**INSTRUCTIONS FOR THE TASK:** Could you arrange every line of the material below as a numbered list, omitting blank lines and leaving out the pictures?

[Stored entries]
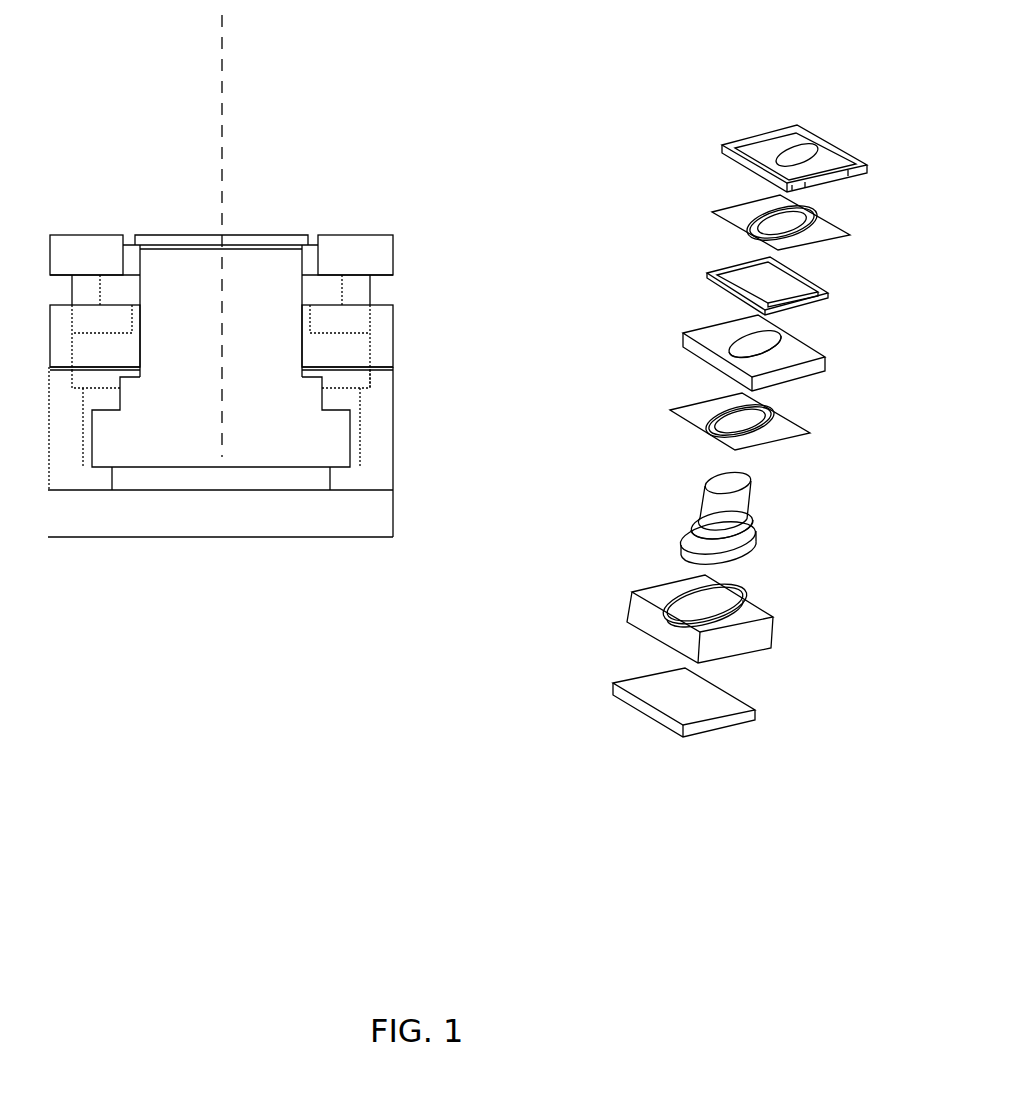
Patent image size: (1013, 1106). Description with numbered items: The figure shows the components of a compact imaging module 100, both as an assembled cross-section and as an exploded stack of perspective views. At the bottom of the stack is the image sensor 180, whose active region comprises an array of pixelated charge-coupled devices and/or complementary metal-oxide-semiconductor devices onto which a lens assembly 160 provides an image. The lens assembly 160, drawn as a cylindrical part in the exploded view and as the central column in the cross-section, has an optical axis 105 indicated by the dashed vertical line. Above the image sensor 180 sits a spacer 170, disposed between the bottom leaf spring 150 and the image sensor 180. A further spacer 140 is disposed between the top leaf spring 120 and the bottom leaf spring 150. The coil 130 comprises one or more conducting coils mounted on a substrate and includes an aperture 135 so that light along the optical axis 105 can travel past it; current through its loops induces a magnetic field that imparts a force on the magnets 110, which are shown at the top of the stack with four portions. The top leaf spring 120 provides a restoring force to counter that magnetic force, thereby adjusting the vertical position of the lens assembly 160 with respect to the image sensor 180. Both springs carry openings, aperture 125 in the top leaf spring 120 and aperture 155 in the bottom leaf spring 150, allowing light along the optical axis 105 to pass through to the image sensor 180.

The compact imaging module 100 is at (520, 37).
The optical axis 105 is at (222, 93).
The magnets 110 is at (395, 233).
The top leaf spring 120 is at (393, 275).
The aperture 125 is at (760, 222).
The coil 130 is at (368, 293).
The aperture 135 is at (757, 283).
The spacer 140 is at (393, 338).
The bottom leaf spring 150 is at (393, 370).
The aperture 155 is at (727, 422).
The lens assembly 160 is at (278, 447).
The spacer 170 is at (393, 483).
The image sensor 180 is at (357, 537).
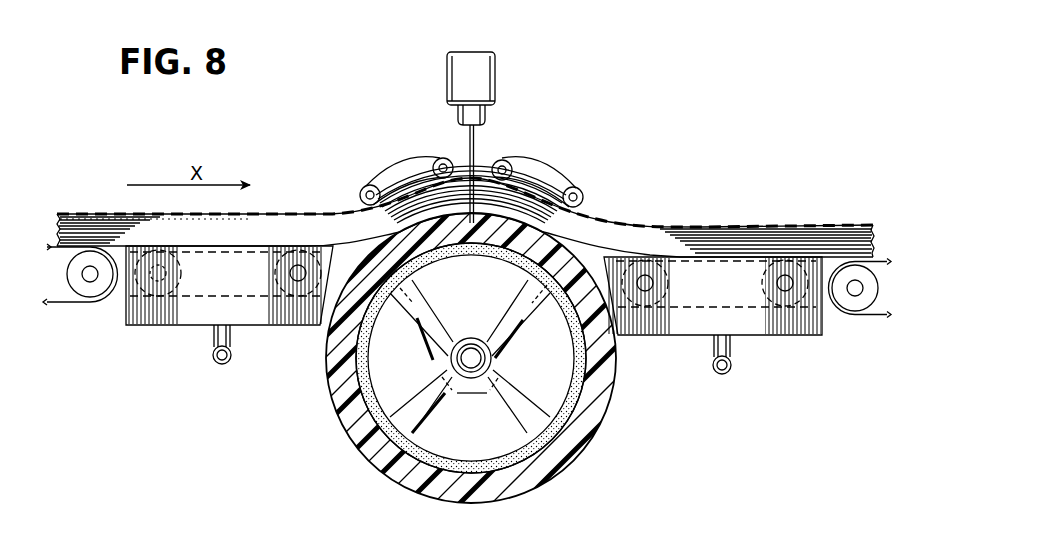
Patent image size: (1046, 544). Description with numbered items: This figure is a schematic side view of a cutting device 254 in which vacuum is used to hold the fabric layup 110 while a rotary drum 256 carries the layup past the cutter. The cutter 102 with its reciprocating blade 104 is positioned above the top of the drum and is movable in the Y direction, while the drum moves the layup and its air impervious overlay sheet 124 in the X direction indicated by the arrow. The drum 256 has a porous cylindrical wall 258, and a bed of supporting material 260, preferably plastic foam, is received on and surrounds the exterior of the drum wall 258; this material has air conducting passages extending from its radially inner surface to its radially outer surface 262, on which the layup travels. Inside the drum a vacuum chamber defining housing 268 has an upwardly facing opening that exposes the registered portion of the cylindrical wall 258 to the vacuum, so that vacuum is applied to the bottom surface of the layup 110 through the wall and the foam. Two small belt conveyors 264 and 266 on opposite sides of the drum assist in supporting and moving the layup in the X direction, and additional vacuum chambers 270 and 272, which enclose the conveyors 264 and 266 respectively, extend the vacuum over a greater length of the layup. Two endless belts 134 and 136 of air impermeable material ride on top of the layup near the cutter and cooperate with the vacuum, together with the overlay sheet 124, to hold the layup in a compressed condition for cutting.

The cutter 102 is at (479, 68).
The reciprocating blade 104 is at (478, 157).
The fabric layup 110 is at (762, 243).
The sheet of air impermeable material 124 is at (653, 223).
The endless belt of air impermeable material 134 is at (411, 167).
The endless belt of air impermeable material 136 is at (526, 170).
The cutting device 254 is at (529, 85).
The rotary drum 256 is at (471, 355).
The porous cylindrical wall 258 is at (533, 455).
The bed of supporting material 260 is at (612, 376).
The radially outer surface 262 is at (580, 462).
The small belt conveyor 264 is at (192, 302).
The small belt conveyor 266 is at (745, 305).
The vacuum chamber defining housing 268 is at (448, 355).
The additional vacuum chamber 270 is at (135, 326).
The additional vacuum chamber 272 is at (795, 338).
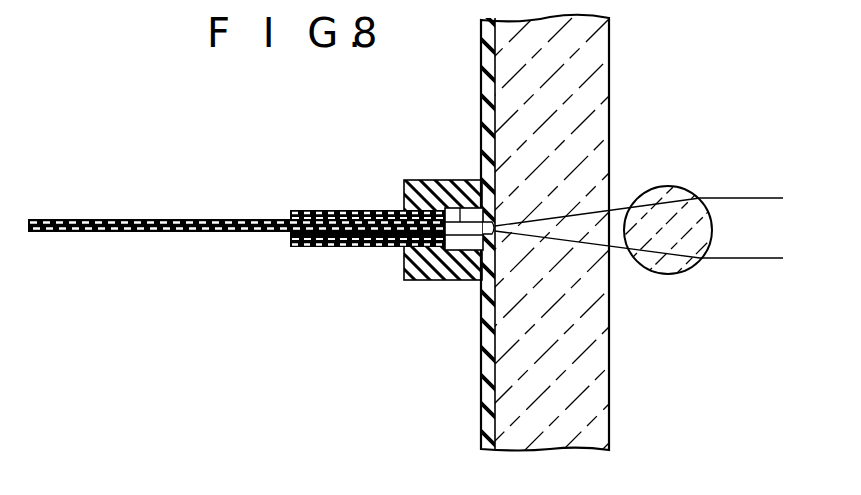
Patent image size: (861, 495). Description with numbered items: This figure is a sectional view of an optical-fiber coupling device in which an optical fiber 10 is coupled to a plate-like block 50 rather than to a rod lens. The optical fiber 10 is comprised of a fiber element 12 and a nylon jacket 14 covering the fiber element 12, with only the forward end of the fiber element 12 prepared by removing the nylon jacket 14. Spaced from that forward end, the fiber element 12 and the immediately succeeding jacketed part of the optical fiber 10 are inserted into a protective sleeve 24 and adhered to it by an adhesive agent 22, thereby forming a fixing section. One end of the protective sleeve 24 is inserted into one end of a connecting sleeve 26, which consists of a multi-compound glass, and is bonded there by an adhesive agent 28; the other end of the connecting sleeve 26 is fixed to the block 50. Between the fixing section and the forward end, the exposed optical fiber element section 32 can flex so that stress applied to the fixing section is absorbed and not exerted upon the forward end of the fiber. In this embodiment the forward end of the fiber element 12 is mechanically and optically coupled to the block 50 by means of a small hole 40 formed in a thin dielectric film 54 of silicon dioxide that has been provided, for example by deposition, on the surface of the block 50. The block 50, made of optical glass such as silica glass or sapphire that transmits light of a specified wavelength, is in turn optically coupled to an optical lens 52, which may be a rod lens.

**RESULT:**
1. Patent image size: (1013, 1106). Description with numbered items: The figure shows the components of a compact imaging module 100, both as an assembled cross-section and as an exploded stack of perspective views. At the bottom of the stack is the image sensor 180, whose active region comprises an array of pixelated charge-coupled devices and/or complementary metal-oxide-semiconductor devices onto which a lens assembly 160 provides an image. The lens assembly 160, drawn as a cylindrical part in the exploded view and as the central column in the cross-section, has an optical axis 105 indicated by the dashed vertical line. Above the image sensor 180 sits a spacer 170, disposed between the bottom leaf spring 150 and the image sensor 180. A further spacer 140 is disposed between the top leaf spring 120 and the bottom leaf spring 150. The coil 130 comprises one or more conducting coils mounted on a substrate and includes an aperture 135 so that light along the optical axis 105 can travel past it; current through its loops induces a magnetic field that imparts a force on the magnets 110, which are shown at the top of the stack with four portions. The top leaf spring 120 provides a restoring force to counter that magnetic force, thereby adjusting the vertical position of the lens assembly 160 with respect to the image sensor 180. Both springs carry openings, aperture 125 in the top leaf spring 120 and aperture 155 in the bottom leaf spring 150, allowing light along the optical axis 105 to pass through to the image sensor 180.
2. The compact imaging module 100 is at (520, 37).
3. The optical axis 105 is at (222, 93).
4. The magnets 110 is at (395, 233).
5. The top leaf spring 120 is at (393, 275).
6. The aperture 125 is at (760, 222).
7. The coil 130 is at (368, 293).
8. The aperture 135 is at (757, 283).
9. The spacer 140 is at (393, 338).
10. The bottom leaf spring 150 is at (393, 370).
11. The aperture 155 is at (727, 422).
12. The lens assembly 160 is at (278, 447).
13. The spacer 170 is at (393, 483).
14. The image sensor 180 is at (357, 537).
15. Patent image size: (1046, 544). Description with numbered items: This figure is a schematic side view of a cutting device 254 in which vacuum is used to hold the fabric layup 110 while a rotary drum 256 carries the layup past the cutter. The cutter 102 with its reciprocating blade 104 is positioned above the top of the drum and is movable in the Y direction, while the drum moves the layup and its air impervious overlay sheet 124 in the X direction indicated by the arrow. The drum 256 has a porous cylindrical wall 258, and a bed of supporting material 260, preferably plastic foam, is received on and surrounds the exterior of the drum wall 258; this material has air conducting passages extending from its radially inner surface to its radially outer surface 262, on which the layup travels. Inside the drum a vacuum chamber defining housing 268 has an upwardly facing opening that exposes the registered portion of the cylindrical wall 258 to the vacuum, so that vacuum is applied to the bottom surface of the layup 110 through the wall and the foam. Two small belt conveyors 264 and 266 on opposite sides of the drum assist in supporting and moving the layup in the X direction, and additional vacuum chambers 270 and 272, which enclose the conveyors 264 and 266 respectively, extend the vacuum over a greater length of the layup. Two endless belts 134 and 136 of air impermeable material ride on top of the layup near the cutter and cooperate with the vacuum, together with the overlay sheet 124, to hold the layup in a compressed condition for cutting.
16. The cutter 102 is at (479, 68).
17. The reciprocating blade 104 is at (478, 157).
18. The fabric layup 110 is at (762, 243).
19. The sheet of air impermeable material 124 is at (653, 223).
20. The endless belt of air impermeable material 134 is at (411, 167).
21. The endless belt of air impermeable material 136 is at (526, 170).
22. The cutting device 254 is at (529, 85).
23. The rotary drum 256 is at (471, 355).
24. The porous cylindrical wall 258 is at (533, 455).
25. The bed of supporting material 260 is at (612, 376).
26. The radially outer surface 262 is at (580, 462).
27. The small belt conveyor 264 is at (192, 302).
28. The small belt conveyor 266 is at (745, 305).
29. The vacuum chamber defining housing 268 is at (448, 355).
30. The additional vacuum chamber 270 is at (135, 326).
31. The additional vacuum chamber 272 is at (795, 338).
32. Patent image size: (861, 495). Description with numbered items: This figure is a sectional view of an optical-fiber coupling device in which an optical fiber 10 is coupled to a plate-like block 50 rather than to a rod lens. The optical fiber 10 is comprised of a fiber element 12 and a nylon jacket 14 covering the fiber element 12, with only the forward end of the fiber element 12 prepared by removing the nylon jacket 14. Spaced from that forward end, the fiber element 12 and the immediately succeeding jacketed part of the optical fiber 10 are inserted into a protective sleeve 24 and adhered to it by an adhesive agent 22, thereby forming a fixing section. One end of the protective sleeve 24 is inserted into one end of a connecting sleeve 26, which consists of a multi-compound glass, and is bonded there by an adhesive agent 28; the other end of the connecting sleeve 26 is fixed to the block 50. Between the fixing section and the forward end, the exposed optical fiber element section 32 can flex so that stress applied to the fixing section is absorbed and not exerted upon the forward end of the fiber. In this embodiment the forward end of the fiber element 12 is mechanically and optically coupled to the block 50 by means of a small hole 40 formed in a thin dielectric film 54 of silicon dioxide that has been provided, for example by deposition, on the surface of the block 50. The block 50, made of optical glass such as silica glass or sapphire that transmits light of a specified wavelength, is in turn optically coupled to an optical lens 52, which may be a rod lens.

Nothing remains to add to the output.